→ **What you should do**
Omit all pictures. Copy the rest of the material exactly.

#### Items ####

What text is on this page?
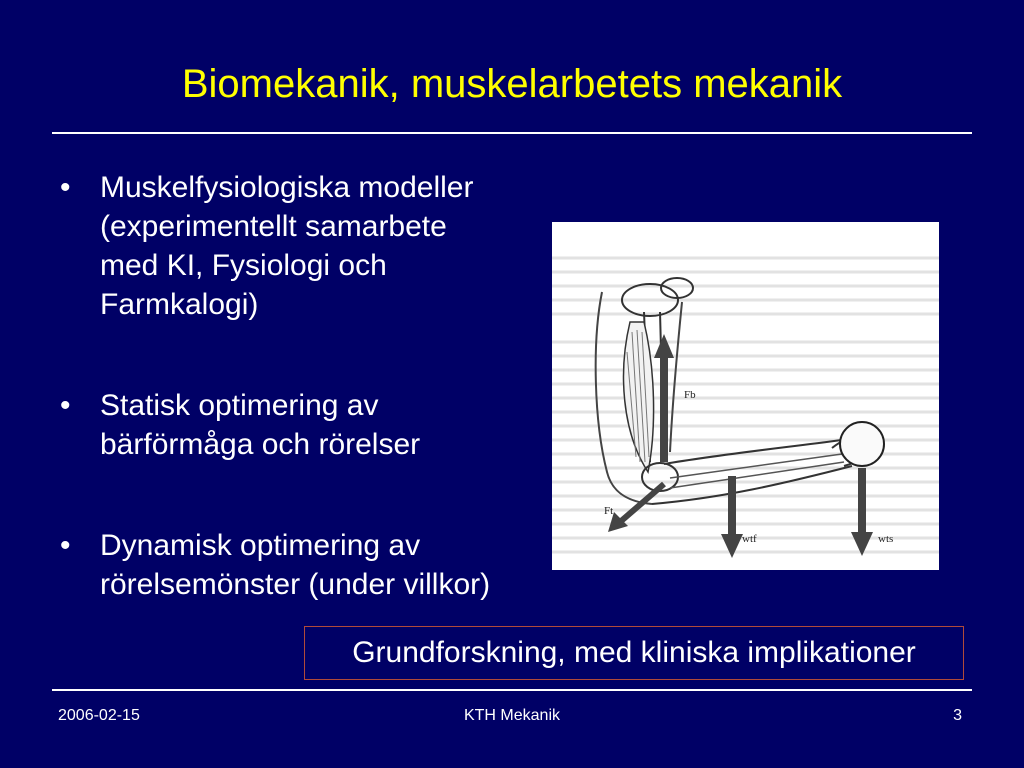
Biomekanik, muskelarbetets mekanik
• Muskelfysiologiska modeller (experimentellt samarbete med KI, Fysiologi och Farmkalogi)
• Statisk optimering av bärförmåga och rörelser
• Dynamisk optimering av rörelsemönster (under villkor)
Fb
Ft
wtf	wts
Grundforskning, med kliniska implikationer
2006-02-15	KTH Mekanik	3
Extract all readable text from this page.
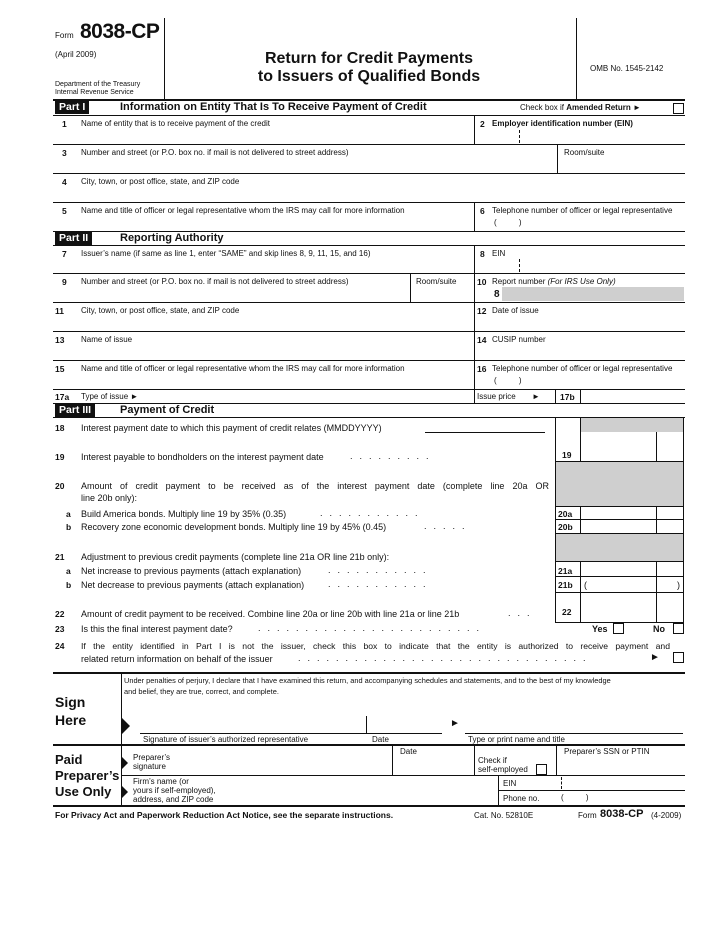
Form 8038-CP
(April 2009)
Department of the Treasury
Internal Revenue Service
Return for Credit Payments
to Issuers of Qualified Bonds	OMB No. 1545-2142
Part I	Information on Entity That Is To Receive Payment of Credit	Check box if Amended Return ►
1 Name of entity that is to receive payment of the credit	2 Employer identification number (EIN)
3 Number and street (or P.O. box no. if mail is not delivered to street address)	Room/suite
4 City, town, or post office, state, and ZIP code
5 Name and title of officer or legal representative whom the IRS may call for more information	6 Telephone number of officer or legal representative
(          )
Part II	Reporting Authority
7 Issuer’s name (if same as line 1, enter “SAME” and skip lines 8, 9, 11, 15, and 16)	8 EIN
9 Number and street (or P.O. box no. if mail is not delivered to street address)	Room/suite 10 Report number (For IRS Use Only)
8
11 City, town, or post office, state, and ZIP code	12 Date of issue
13 Name of issue	14 CUSIP number
15 Name and title of officer or legal representative whom the IRS may call for more information	16 Telephone number of officer or legal representative
(          )
17a Type of issue ►	Issue price ► 17b
Part III	Payment of Credit
18 Interest payment date to which this payment of credit relates (MMDDYYYY)
19 Interest payable to bondholders on the interest payment date	.........	19
20 Amount of credit payment to be received as of the interest payment date (complete line 20a OR
line 20b only):
a Build America bonds. Multiply line 19 by 35% (0.35)	...........	20a
b Recovery zone economic development bonds. Multiply line 19 by 45% (0.45)	.....	20b
21 Adjustment to previous credit payments (complete line 21a OR line 21b only):
a Net increase to previous payments (attach explanation)	...........	21a
b Net decrease to previous payments (attach explanation)	...........	21b (	)
22 Amount of credit payment to be received. Combine line 20a or line 20b with line 21a or line 21b	...	22
23 Is this the final interest payment date?	........................	Yes	No
24 If the entity identified in Part I is not the issuer, check this box to indicate that the entity is authorized to receive payment and
related return information on behalf of the issuer	...............................	►
Sign
Here
Under penalties of perjury, I declare that I have examined this return, and accompanying schedules and statements, and to the best of my knowledge
and belief, they are true, correct, and complete.
►
Signature of issuer’s authorized representative	Date	Type or print name and title
Paid
Preparer’s
Use Only
Preparer’s
signature
Date
Check if
self-employed
Preparer’s SSN or PTIN
Firm’s name (or
yours if self-employed),
address, and ZIP code
EIN
Phone no.	(          )
For Privacy Act and Paperwork Reduction Act Notice, see the separate instructions.	Cat. No. 52810E	Form 8038-CP (4-2009)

####

→ **Correct output**
What text is on this page?
Biomekanik, muskelarbetets mekanik
• Muskelfysiologiska modeller (experimentellt samarbete med KI, Fysiologi och Farmkalogi)
• Statisk optimering av bärförmåga och rörelser
• Dynamisk optimering av rörelsemönster (under villkor)
Fb
Ft
wtf	wts
Grundforskning, med kliniska implikationer
2006-02-15	KTH Mekanik	3
Extract all readable text from this page.
Form 8038-CP
(April 2009)
Department of the Treasury
Internal Revenue Service
Return for Credit Payments
to Issuers of Qualified Bonds	OMB No. 1545-2142
Part I	Information on Entity That Is To Receive Payment of Credit	Check box if Amended Return ►
1 Name of entity that is to receive payment of the credit	2 Employer identification number (EIN)
3 Number and street (or P.O. box no. if mail is not delivered to street address)	Room/suite
4 City, town, or post office, state, and ZIP code
5 Name and title of officer or legal representative whom the IRS may call for more information	6 Telephone number of officer or legal representative
(          )
Part II	Reporting Authority
7 Issuer’s name (if same as line 1, enter “SAME” and skip lines 8, 9, 11, 15, and 16)	8 EIN
9 Number and street (or P.O. box no. if mail is not delivered to street address)	Room/suite 10 Report number (For IRS Use Only)
8
11 City, town, or post office, state, and ZIP code	12 Date of issue
13 Name of issue	14 CUSIP number
15 Name and title of officer or legal representative whom the IRS may call for more information	16 Telephone number of officer or legal representative
(          )
17a Type of issue ►	Issue price ► 17b
Part III	Payment of Credit
18 Interest payment date to which this payment of credit relates (MMDDYYYY)
19 Interest payable to bondholders on the interest payment date	.........	19
20 Amount of credit payment to be received as of the interest payment date (complete line 20a OR
line 20b only):
a Build America bonds. Multiply line 19 by 35% (0.35)	...........	20a
b Recovery zone economic development bonds. Multiply line 19 by 45% (0.45)	.....	20b
21 Adjustment to previous credit payments (complete line 21a OR line 21b only):
a Net increase to previous payments (attach explanation)	...........	21a
b Net decrease to previous payments (attach explanation)	...........	21b (	)
22 Amount of credit payment to be received. Combine line 20a or line 20b with line 21a or line 21b	...	22
23 Is this the final interest payment date?	........................	Yes	No
24 If the entity identified in Part I is not the issuer, check this box to indicate that the entity is authorized to receive payment and
related return information on behalf of the issuer	...............................	►
Sign
Here
Under penalties of perjury, I declare that I have examined this return, and accompanying schedules and statements, and to the best of my knowledge
and belief, they are true, correct, and complete.
►
Signature of issuer’s authorized representative	Date	Type or print name and title
Paid
Preparer’s
Use Only
Preparer’s
signature
Date
Check if
self-employed
Preparer’s SSN or PTIN
Firm’s name (or
yours if self-employed),
address, and ZIP code
EIN
Phone no.	(          )
For Privacy Act and Paperwork Reduction Act Notice, see the separate instructions.	Cat. No. 52810E	Form 8038-CP (4-2009)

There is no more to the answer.